Tarefas:
1. Responda às perguntas abaixo com base no trecho sobre troca de religião.
(a) Quantos anos depois a mãe e a irmã de Erik também se tornaram evangélicas?
(b) Para que o pai de Daniel Ditzel Santos estudou?
(c) Que ocupações o trecho atribui a Cláudio Bertolli Filho?
2. Digite novamente, sem alterações, a parte do trecho sobre troca de religião que começa em "A história do" e termina em "convencimento dos pais.".
3. Segundo Cláudio Bertolli Filho, no trecho sobre troca de religião, por que religiões tradicionais como o catolicismo e parte do protestantismo estão em decadência? Responda em até três frases.

A decisão de abandonar o catolicismo e se tornar um evangélico não foi bem aceita pela família. Entretanto, Erik conta que, 14 anos mais tarde, a mãe e a irmã também tornaram-se evangélicas.
A história do médico Daniel Ditzel Santos, 32 anos, é quase idêntica. Ele nasceu e cresceu dentro de uma família católica. O pai estudou para ser padre, mas não chegou a concluir o seminário. Uma namorada evangélica e a vontade de ter um relacionamento mais profundo com Deus o levou a ler a Bíblia e, mais tarde, a freqüentar uma igreja protestante. Até hoje, a família ainda não concorda com a mudança. Para o médico, será preciso um trabalho gradativo de convencimento dos pais.
Para antropólogo, os fiéis querem resposta imediata
Toda religião tem uma eficácia simbólica. As pessoas mudam tanto de igreja porque elas estão buscando um grau ótimo dessa eficácia. Elas buscam respostas para questões que vão desde de onde vieram e para onde vão até como resolver seus problemas mais imediatos de saúde, familiares ou como conseguir um emprego. As pessoas vão tentando, até achar essas respostas.
Na avaliação do professor e antropólogo Cláudio Bertolli Filho, esse é um dos motivos que levam as pessoas a mudar tanto de religião. Segundo ele, religiões tradicionais como o catolicismo e parte do protestantismo, estão em decadência porque buscaram um racionalismo cada vez maior, sendo que a eficácia simbólica exige uma irracionalidade.

Dados registrados:

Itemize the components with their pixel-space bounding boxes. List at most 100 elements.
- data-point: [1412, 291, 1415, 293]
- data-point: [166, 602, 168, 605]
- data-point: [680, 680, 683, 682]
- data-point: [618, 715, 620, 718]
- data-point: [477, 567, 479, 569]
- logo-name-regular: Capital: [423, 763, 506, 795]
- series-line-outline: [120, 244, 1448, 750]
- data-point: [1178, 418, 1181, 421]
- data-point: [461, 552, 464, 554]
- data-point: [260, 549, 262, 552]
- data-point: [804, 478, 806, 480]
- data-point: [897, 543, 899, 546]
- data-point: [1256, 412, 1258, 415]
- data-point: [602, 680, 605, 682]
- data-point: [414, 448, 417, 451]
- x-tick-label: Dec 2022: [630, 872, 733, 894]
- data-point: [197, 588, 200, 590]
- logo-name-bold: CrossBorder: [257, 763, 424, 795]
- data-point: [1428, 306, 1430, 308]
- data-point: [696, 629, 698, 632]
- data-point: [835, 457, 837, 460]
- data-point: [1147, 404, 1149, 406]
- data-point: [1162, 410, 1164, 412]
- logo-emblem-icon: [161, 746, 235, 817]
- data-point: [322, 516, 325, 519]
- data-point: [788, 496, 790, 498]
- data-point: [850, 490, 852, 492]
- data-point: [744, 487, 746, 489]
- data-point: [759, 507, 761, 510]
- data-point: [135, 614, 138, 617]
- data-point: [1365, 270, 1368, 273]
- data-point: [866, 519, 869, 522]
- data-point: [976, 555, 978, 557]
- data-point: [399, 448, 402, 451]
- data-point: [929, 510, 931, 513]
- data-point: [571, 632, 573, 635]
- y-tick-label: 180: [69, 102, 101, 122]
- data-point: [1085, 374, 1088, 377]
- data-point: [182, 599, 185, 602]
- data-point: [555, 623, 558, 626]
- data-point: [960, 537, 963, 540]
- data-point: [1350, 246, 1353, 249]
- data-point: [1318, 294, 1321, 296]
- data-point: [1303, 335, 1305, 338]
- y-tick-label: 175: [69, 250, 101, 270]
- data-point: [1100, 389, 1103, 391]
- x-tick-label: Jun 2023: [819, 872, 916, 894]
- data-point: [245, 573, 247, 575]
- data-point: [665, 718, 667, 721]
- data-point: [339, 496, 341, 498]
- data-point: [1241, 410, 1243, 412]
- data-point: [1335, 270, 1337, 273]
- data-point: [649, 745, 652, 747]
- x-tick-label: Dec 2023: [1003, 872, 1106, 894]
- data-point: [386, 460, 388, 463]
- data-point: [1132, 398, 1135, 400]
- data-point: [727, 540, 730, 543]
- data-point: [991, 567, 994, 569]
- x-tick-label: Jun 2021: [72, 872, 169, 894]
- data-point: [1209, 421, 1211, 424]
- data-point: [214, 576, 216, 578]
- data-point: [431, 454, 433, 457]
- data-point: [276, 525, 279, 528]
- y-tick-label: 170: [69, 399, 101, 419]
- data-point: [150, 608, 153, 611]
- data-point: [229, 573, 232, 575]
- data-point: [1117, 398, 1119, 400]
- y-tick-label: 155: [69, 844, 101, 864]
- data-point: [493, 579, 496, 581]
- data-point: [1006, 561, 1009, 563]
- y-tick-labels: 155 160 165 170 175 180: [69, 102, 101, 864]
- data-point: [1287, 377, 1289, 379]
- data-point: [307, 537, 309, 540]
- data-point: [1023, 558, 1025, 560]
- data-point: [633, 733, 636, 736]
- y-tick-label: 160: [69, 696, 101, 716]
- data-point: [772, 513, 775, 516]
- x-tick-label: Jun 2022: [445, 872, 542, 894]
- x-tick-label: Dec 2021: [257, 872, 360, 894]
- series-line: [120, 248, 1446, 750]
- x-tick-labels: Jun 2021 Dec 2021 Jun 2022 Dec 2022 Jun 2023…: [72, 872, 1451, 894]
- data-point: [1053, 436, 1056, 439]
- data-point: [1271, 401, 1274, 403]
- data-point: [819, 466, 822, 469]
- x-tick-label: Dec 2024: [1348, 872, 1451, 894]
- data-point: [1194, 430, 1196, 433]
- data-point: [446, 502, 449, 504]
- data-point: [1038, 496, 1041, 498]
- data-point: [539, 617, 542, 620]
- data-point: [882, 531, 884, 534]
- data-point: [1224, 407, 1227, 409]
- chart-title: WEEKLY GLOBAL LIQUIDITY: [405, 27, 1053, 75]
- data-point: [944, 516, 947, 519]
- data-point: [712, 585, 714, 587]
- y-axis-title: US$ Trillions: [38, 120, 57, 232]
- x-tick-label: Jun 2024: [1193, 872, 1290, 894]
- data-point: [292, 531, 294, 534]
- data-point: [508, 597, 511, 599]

Respostas escritas:
1.
(a) 14 anos depois.
(b) Estudou para ser padre, mas não chegou a concluir o seminário.
(c) Professor e antropólogo.

2.
A história do médico Daniel Ditzel Santos, 32 anos, é quase idêntica. Ele nasceu e cresceu dentro de uma família católica. O pai estudou para ser padre, mas não chegou a concluir o seminário. Uma namorada evangélica e a vontade de ter um relacionamento mais profundo com Deus o levou a ler a Bíblia e, mais tarde, a freqüentar uma igreja protestante. Até hoje, a família ainda não concorda com a mudança. Para o médico, será preciso um trabalho gradativo de convencimento dos pais.

3. Segundo ele, essas religiões estão em decadência porque buscaram um racionalismo cada vez maior. A eficácia simbólica, porém, exige uma irracionalidade.